**PAGE EXTRACT**
════════════════════

Simple, content-based, platform solutions are the most obvious plays for Web 2.0 in government; images, video, audio. The federal government processes a staggering amount of this stuff. The DoD may be the first to get into the mix with
TroopTube.
There also are plenty of outfits that would use social tagging tools if only they could bring them in house. By bring them in house, what I mean and recommend is providing enterprise services solutions. It's nice to have applications that provide tagging, but applications are seldom the best enterprise solutions and are hardly social (except, perhaps, in MOSS). Tagging is a domain, a Web 2.0 partition, if you will, unto itself. It is a simple-enough-but-not-too-simple utility that scales and it can be integrated with just about any other application, regardless of whether or not the application was designed with tagging in mind. Yes, government needs strategic guidance and support for tagging services and Web 2.0 tagging companies are just the ones to provide it...if we can figure out how.
The current providers, a.k.a. "The Bigs" are not oriented to provide Web 2.0 tech support.
This is either an opportunity to get new business before The Bigs or to create a business of showing them the way. In any case it is an opportunity to make money. More specifically, it is a way for Web 2.0 technologies to make money. In the government services space the biz-speak is generally referred to as "priming" and "subbing," as in: you are either a prime contractor or a subcontractor. I don't see many Web 2.0 companies subcontracting to big, traditional system integrators, though.

════════════════════

**AVAILABLE DATA**
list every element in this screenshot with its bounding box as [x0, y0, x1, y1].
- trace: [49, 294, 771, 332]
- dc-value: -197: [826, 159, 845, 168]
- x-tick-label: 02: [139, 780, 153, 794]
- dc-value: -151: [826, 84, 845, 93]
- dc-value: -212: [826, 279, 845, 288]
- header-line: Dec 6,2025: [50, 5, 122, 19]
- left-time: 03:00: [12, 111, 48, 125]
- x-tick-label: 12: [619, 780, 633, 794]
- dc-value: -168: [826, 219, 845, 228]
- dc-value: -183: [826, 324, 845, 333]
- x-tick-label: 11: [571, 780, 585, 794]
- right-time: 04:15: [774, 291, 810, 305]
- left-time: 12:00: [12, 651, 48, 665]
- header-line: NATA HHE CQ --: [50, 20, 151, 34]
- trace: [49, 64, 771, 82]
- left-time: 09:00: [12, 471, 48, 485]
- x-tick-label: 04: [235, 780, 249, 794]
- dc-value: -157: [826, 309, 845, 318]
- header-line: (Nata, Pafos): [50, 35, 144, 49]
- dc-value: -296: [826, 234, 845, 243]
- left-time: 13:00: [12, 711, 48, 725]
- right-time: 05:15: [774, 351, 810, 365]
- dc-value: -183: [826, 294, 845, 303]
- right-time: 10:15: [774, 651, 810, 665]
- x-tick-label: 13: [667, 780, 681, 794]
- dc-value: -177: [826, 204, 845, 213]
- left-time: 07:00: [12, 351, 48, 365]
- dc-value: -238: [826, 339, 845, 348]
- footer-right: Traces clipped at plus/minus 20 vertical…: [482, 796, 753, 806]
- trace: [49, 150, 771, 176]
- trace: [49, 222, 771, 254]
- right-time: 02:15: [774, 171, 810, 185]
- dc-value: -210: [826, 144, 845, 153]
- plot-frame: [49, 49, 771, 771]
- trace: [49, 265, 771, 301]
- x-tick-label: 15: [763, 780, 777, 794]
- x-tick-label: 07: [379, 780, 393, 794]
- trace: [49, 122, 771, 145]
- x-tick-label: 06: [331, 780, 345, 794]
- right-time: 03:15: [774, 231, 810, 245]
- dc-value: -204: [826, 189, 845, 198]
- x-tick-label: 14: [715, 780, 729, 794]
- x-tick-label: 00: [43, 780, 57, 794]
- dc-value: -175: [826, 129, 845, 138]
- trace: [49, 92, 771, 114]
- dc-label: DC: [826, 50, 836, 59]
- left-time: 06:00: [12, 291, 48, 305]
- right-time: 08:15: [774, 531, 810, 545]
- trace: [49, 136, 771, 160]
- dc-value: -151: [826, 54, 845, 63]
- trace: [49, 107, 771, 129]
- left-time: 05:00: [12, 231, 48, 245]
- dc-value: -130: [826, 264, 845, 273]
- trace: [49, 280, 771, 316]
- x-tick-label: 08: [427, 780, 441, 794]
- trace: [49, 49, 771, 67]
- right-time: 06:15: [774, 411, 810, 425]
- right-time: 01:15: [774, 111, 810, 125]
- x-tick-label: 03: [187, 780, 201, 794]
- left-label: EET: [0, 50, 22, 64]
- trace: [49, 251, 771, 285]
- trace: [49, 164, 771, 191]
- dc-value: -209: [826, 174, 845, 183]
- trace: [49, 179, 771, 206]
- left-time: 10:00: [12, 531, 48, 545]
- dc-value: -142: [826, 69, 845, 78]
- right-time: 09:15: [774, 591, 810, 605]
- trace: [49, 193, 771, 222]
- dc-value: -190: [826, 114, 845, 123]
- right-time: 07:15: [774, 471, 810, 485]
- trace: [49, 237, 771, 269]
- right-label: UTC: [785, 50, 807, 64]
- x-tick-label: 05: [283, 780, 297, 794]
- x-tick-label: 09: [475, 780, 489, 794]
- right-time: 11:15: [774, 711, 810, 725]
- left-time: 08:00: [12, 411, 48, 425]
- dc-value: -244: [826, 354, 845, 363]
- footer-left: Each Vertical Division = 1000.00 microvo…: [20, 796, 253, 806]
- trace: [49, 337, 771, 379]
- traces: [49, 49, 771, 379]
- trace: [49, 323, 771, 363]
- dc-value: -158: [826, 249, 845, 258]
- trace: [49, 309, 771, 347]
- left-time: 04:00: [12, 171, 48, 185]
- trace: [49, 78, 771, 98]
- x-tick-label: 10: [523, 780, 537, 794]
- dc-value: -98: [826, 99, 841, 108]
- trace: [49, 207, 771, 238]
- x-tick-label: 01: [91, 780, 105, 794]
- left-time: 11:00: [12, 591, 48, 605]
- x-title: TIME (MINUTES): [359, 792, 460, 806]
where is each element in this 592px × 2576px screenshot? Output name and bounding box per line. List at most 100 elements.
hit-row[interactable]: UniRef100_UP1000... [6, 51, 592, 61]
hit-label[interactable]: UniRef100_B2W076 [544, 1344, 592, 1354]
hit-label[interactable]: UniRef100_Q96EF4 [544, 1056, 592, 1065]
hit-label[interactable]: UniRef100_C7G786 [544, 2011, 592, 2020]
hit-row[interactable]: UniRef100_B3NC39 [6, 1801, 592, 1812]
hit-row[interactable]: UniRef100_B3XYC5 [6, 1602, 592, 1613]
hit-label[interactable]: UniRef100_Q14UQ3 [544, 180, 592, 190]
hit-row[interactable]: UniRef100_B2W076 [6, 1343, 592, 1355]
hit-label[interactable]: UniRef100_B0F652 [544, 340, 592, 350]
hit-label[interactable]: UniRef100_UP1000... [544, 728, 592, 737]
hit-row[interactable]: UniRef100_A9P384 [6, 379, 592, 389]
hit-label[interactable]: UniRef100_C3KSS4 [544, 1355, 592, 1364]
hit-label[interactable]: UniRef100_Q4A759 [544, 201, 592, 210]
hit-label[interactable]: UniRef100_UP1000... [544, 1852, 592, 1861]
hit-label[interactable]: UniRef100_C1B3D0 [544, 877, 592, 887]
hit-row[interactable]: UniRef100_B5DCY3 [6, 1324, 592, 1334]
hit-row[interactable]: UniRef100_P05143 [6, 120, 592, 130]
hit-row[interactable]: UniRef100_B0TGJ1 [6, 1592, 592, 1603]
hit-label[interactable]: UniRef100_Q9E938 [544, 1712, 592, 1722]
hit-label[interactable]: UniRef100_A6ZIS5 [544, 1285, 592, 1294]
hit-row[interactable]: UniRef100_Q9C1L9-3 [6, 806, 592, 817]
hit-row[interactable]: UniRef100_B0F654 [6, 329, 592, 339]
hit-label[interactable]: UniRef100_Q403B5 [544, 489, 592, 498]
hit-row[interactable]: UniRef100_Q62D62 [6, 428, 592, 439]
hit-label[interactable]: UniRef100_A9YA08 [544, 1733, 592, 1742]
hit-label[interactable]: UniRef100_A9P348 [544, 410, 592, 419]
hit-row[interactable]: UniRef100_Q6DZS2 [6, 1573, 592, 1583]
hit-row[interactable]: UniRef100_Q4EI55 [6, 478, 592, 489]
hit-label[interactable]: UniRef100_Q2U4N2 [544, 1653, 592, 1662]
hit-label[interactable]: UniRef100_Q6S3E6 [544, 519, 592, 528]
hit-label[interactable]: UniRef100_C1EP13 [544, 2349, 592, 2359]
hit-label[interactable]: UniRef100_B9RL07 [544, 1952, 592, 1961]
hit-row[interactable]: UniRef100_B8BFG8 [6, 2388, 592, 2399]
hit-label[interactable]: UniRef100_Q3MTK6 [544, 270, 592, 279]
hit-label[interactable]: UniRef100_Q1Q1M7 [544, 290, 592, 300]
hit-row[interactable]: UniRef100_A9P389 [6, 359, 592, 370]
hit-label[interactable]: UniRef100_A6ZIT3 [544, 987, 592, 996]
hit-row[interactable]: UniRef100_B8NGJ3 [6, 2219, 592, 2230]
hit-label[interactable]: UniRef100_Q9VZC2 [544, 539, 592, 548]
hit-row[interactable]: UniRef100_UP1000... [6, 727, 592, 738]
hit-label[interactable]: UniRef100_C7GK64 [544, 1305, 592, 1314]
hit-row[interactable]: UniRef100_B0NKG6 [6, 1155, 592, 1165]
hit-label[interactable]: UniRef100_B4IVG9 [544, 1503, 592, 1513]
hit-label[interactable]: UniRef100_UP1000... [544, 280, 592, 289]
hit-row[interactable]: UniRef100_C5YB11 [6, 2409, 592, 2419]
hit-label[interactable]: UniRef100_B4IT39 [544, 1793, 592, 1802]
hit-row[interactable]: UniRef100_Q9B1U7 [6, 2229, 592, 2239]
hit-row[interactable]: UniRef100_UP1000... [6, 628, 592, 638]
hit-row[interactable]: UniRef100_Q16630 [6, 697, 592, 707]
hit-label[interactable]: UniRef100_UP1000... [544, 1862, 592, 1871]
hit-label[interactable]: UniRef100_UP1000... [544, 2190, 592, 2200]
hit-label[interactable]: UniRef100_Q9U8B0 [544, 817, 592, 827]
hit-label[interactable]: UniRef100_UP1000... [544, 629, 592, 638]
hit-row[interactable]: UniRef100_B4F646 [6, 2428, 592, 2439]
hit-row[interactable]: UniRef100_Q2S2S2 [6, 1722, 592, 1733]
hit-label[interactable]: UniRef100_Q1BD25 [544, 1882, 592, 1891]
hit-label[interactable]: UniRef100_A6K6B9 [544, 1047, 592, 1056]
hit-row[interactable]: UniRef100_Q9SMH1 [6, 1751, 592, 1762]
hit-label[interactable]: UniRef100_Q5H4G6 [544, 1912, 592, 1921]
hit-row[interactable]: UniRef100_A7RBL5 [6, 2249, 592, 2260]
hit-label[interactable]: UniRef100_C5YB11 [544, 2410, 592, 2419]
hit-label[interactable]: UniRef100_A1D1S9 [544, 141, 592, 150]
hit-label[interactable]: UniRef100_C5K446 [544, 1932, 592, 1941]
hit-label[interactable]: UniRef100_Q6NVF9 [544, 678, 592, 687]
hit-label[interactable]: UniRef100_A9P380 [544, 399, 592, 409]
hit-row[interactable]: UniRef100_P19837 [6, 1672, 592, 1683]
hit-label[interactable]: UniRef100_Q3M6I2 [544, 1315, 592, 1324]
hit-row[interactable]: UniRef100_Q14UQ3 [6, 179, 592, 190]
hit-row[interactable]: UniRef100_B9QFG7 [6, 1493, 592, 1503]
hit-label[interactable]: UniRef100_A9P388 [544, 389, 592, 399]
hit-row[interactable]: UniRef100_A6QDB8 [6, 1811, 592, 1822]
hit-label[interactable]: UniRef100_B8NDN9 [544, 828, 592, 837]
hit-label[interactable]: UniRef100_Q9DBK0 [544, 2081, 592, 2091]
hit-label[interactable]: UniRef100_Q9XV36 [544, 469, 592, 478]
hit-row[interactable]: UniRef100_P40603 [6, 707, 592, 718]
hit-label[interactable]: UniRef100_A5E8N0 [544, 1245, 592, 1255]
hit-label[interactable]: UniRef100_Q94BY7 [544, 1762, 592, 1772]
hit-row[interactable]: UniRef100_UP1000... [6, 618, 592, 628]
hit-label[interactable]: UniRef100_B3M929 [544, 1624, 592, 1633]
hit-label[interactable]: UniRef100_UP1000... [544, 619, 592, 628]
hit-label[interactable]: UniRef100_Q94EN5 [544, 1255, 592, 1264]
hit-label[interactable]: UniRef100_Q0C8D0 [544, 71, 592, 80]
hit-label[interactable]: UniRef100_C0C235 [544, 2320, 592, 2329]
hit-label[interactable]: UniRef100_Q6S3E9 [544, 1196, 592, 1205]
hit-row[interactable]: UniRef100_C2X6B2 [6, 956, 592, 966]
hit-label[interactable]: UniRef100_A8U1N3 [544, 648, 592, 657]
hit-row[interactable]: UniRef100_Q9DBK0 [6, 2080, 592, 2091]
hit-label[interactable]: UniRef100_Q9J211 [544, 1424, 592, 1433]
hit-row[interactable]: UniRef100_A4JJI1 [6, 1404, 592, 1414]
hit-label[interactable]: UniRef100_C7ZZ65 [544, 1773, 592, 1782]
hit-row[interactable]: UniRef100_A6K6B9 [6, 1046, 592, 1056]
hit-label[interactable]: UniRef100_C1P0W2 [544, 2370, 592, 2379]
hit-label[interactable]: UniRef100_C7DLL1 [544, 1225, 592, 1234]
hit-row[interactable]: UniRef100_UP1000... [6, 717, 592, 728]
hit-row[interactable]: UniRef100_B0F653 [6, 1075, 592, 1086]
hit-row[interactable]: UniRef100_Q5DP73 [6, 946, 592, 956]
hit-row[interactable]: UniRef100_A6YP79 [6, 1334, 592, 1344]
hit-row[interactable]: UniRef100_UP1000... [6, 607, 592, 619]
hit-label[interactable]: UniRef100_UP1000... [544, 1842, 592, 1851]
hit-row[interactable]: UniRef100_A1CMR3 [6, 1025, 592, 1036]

════════════════════

**EXERCISE SET**
A: How would the passage on Web 2.0 in government read from "This is either" through "system integrators, though." with "biz-speak" replaced by "jargon"? Rewrite that span.
B: Answer these questions from the passage on Web 2.0 in government:
(i) What offering might let the DoD be first to get into the mix?
(ii) What name is given to the current providers?
(iii) What two terms make up the biz-speak of the government services space?
The records come from a separate source.

**TASK RESPONSES**
A:
This is either an opportunity to get new business before The Bigs or to create a business of showing them the way. In any case it is an opportunity to make money. More specifically, it is a way for Web 2.0 technologies to make money. In the government services space the jargon is generally referred to as "priming" and "subbing," as in: you are either a prime contractor or a subcontractor. I don't see many Web 2.0 companies subcontracting to big, traditional system integrators, though.

B:
(i) TroopTube
(ii) "The Bigs"
(iii) "Priming" and "subbing"